Entries taken from a collection
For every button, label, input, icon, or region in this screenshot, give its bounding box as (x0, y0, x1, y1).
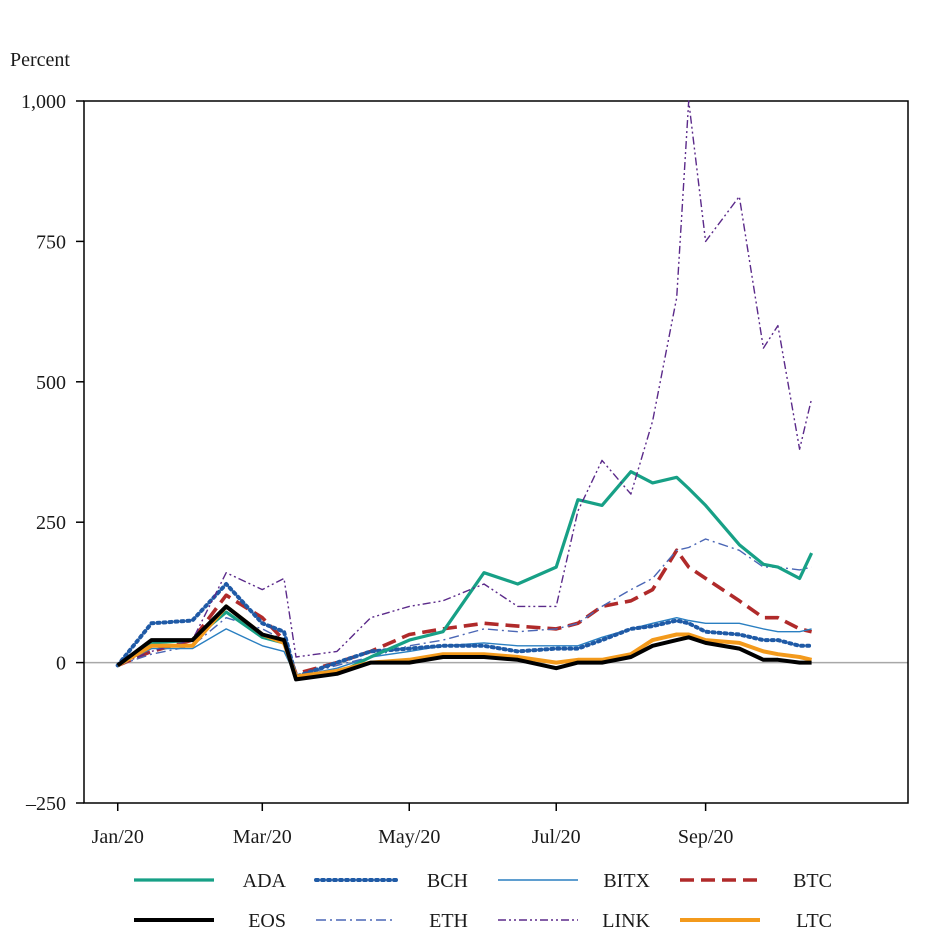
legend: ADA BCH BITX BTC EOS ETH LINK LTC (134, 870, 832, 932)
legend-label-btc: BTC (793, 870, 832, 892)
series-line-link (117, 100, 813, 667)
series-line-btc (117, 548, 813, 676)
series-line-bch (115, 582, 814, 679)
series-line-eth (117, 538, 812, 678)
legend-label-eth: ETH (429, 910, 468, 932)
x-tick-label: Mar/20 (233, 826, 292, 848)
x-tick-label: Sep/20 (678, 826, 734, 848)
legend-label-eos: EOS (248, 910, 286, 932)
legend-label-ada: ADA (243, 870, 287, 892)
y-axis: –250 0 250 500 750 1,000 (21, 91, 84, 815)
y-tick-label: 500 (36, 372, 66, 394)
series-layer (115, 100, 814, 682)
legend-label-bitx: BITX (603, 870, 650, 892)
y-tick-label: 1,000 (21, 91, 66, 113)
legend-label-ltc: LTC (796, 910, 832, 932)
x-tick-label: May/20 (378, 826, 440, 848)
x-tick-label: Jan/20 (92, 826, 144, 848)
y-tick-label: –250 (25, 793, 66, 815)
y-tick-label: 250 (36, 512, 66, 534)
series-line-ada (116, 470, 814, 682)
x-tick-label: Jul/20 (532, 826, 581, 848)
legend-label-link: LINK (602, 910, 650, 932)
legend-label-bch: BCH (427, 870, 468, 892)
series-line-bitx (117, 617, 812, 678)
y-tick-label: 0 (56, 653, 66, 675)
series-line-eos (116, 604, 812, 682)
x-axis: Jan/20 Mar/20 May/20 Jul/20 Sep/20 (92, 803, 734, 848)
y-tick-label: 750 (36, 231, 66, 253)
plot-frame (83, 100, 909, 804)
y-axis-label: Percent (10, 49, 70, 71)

**AIM:** Can you repeat every line of the material above word for word, leaving out the pictures?

**SOLVED EXERCISE:**
For every button, label, input, icon, or region in this screenshot, give its bounding box as (x0, y0, x1, y1).
legend: ADA BCH BITX BTC EOS ETH LINK LTC (134, 870, 832, 932)
legend-label-btc: BTC (793, 870, 832, 892)
series-line-link (117, 100, 813, 667)
series-line-btc (117, 548, 813, 676)
series-line-bch (115, 582, 814, 679)
series-line-eth (117, 538, 812, 678)
legend-label-eth: ETH (429, 910, 468, 932)
x-tick-label: Mar/20 (233, 826, 292, 848)
x-tick-label: Sep/20 (678, 826, 734, 848)
legend-label-eos: EOS (248, 910, 286, 932)
legend-label-ada: ADA (243, 870, 287, 892)
y-axis: –250 0 250 500 750 1,000 (21, 91, 84, 815)
y-tick-label: 500 (36, 372, 66, 394)
series-layer (115, 100, 814, 682)
legend-label-bitx: BITX (603, 870, 650, 892)
y-tick-label: 1,000 (21, 91, 66, 113)
legend-label-ltc: LTC (796, 910, 832, 932)
x-tick-label: May/20 (378, 826, 440, 848)
x-tick-label: Jan/20 (92, 826, 144, 848)
y-tick-label: –250 (25, 793, 66, 815)
y-tick-label: 250 (36, 512, 66, 534)
series-line-ada (116, 470, 814, 682)
x-tick-label: Jul/20 (532, 826, 581, 848)
legend-label-link: LINK (602, 910, 650, 932)
legend-label-bch: BCH (427, 870, 468, 892)
series-line-bitx (117, 617, 812, 678)
y-tick-label: 0 (56, 653, 66, 675)
series-line-eos (116, 604, 812, 682)
x-axis: Jan/20 Mar/20 May/20 Jul/20 Sep/20 (92, 803, 734, 848)
y-tick-label: 750 (36, 231, 66, 253)
plot-frame (83, 100, 909, 804)
y-axis-label: Percent (10, 49, 70, 71)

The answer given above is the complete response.